===== INPUT RECORDS =====

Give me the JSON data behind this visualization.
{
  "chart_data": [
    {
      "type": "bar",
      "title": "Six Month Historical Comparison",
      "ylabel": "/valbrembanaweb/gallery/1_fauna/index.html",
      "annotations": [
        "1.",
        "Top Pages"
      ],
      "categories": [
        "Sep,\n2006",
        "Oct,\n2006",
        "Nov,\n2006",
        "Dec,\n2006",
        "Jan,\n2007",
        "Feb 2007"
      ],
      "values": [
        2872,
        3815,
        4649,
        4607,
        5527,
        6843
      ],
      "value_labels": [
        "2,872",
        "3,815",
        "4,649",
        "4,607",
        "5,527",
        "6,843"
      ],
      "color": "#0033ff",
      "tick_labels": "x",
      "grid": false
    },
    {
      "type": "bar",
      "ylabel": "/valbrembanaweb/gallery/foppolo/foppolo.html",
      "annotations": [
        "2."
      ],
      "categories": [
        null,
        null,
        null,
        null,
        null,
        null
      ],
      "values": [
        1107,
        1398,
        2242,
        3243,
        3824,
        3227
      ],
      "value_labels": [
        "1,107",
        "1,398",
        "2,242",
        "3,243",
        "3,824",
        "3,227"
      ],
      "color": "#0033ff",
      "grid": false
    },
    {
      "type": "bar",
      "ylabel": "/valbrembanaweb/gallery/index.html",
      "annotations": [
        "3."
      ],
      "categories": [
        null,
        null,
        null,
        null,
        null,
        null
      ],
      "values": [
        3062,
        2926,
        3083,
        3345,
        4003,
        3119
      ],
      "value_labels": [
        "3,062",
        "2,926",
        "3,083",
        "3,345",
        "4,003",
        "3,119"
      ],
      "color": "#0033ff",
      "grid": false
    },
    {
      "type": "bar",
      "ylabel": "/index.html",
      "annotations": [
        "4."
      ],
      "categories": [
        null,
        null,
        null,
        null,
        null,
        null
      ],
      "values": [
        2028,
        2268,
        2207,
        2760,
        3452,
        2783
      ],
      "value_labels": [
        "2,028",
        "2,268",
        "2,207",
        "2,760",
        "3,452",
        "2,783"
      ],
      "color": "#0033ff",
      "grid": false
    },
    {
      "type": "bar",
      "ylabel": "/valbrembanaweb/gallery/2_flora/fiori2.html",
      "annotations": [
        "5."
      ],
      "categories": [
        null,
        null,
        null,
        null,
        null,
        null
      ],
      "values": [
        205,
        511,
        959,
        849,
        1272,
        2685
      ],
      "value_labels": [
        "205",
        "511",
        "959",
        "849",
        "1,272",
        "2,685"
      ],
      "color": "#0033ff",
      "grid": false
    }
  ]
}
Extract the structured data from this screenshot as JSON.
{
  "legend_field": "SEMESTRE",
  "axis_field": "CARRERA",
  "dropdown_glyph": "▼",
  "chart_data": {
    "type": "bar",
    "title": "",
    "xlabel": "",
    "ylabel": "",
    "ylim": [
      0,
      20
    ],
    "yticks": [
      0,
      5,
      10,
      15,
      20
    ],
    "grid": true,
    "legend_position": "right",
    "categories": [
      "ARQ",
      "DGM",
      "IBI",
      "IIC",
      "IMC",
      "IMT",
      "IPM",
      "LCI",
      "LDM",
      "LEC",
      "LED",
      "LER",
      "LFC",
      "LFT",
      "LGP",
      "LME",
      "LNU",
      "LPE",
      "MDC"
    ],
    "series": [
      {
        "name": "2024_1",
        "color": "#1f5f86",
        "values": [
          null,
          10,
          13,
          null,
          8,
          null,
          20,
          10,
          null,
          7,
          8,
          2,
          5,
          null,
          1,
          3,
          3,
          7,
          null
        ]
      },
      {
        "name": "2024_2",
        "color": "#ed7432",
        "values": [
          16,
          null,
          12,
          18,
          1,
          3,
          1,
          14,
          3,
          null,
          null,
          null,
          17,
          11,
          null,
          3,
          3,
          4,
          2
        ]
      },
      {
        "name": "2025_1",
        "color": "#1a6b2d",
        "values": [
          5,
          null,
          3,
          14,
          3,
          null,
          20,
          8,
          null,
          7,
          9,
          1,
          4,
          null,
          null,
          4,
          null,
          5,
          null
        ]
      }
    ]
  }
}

=====

# SET TASK
All of the data needs to be printed once more, exactly.

# EXERCISE RESULT
Give me the JSON data behind this visualization.
{
  "chart_data": [
    {
      "type": "bar",
      "title": "Six Month Historical Comparison",
      "ylabel": "/valbrembanaweb/gallery/1_fauna/index.html",
      "annotations": [
        "1.",
        "Top Pages"
      ],
      "categories": [
        "Sep,\n2006",
        "Oct,\n2006",
        "Nov,\n2006",
        "Dec,\n2006",
        "Jan,\n2007",
        "Feb 2007"
      ],
      "values": [
        2872,
        3815,
        4649,
        4607,
        5527,
        6843
      ],
      "value_labels": [
        "2,872",
        "3,815",
        "4,649",
        "4,607",
        "5,527",
        "6,843"
      ],
      "color": "#0033ff",
      "tick_labels": "x",
      "grid": false
    },
    {
      "type": "bar",
      "ylabel": "/valbrembanaweb/gallery/foppolo/foppolo.html",
      "annotations": [
        "2."
      ],
      "categories": [
        null,
        null,
        null,
        null,
        null,
        null
      ],
      "values": [
        1107,
        1398,
        2242,
        3243,
        3824,
        3227
      ],
      "value_labels": [
        "1,107",
        "1,398",
        "2,242",
        "3,243",
        "3,824",
        "3,227"
      ],
      "color": "#0033ff",
      "grid": false
    },
    {
      "type": "bar",
      "ylabel": "/valbrembanaweb/gallery/index.html",
      "annotations": [
        "3."
      ],
      "categories": [
        null,
        null,
        null,
        null,
        null,
        null
      ],
      "values": [
        3062,
        2926,
        3083,
        3345,
        4003,
        3119
      ],
      "value_labels": [
        "3,062",
        "2,926",
        "3,083",
        "3,345",
        "4,003",
        "3,119"
      ],
      "color": "#0033ff",
      "grid": false
    },
    {
      "type": "bar",
      "ylabel": "/index.html",
      "annotations": [
        "4."
      ],
      "categories": [
        null,
        null,
        null,
        null,
        null,
        null
      ],
      "values": [
        2028,
        2268,
        2207,
        2760,
        3452,
        2783
      ],
      "value_labels": [
        "2,028",
        "2,268",
        "2,207",
        "2,760",
        "3,452",
        "2,783"
      ],
      "color": "#0033ff",
      "grid": false
    },
    {
      "type": "bar",
      "ylabel": "/valbrembanaweb/gallery/2_flora/fiori2.html",
      "annotations": [
        "5."
      ],
      "categories": [
        null,
        null,
        null,
        null,
        null,
        null
      ],
      "values": [
        205,
        511,
        959,
        849,
        1272,
        2685
      ],
      "value_labels": [
        "205",
        "511",
        "959",
        "849",
        "1,272",
        "2,685"
      ],
      "color": "#0033ff",
      "grid": false
    }
  ]
}
Extract the structured data from this screenshot as JSON.
{
  "legend_field": "SEMESTRE",
  "axis_field": "CARRERA",
  "dropdown_glyph": "▼",
  "chart_data": {
    "type": "bar",
    "title": "",
    "xlabel": "",
    "ylabel": "",
    "ylim": [
      0,
      20
    ],
    "yticks": [
      0,
      5,
      10,
      15,
      20
    ],
    "grid": true,
    "legend_position": "right",
    "categories": [
      "ARQ",
      "DGM",
      "IBI",
      "IIC",
      "IMC",
      "IMT",
      "IPM",
      "LCI",
      "LDM",
      "LEC",
      "LED",
      "LER",
      "LFC",
      "LFT",
      "LGP",
      "LME",
      "LNU",
      "LPE",
      "MDC"
    ],
    "series": [
      {
        "name": "2024_1",
        "color": "#1f5f86",
        "values": [
          null,
          10,
          13,
          null,
          8,
          null,
          20,
          10,
          null,
          7,
          8,
          2,
          5,
          null,
          1,
          3,
          3,
          7,
          null
        ]
      },
      {
        "name": "2024_2",
        "color": "#ed7432",
        "values": [
          16,
          null,
          12,
          18,
          1,
          3,
          1,
          14,
          3,
          null,
          null,
          null,
          17,
          11,
          null,
          3,
          3,
          4,
          2
        ]
      },
      {
        "name": "2025_1",
        "color": "#1a6b2d",
        "values": [
          5,
          null,
          3,
          14,
          3,
          null,
          20,
          8,
          null,
          7,
          9,
          1,
          4,
          null,
          null,
          4,
          null,
          5,
          null
        ]
      }
    ]
  }
}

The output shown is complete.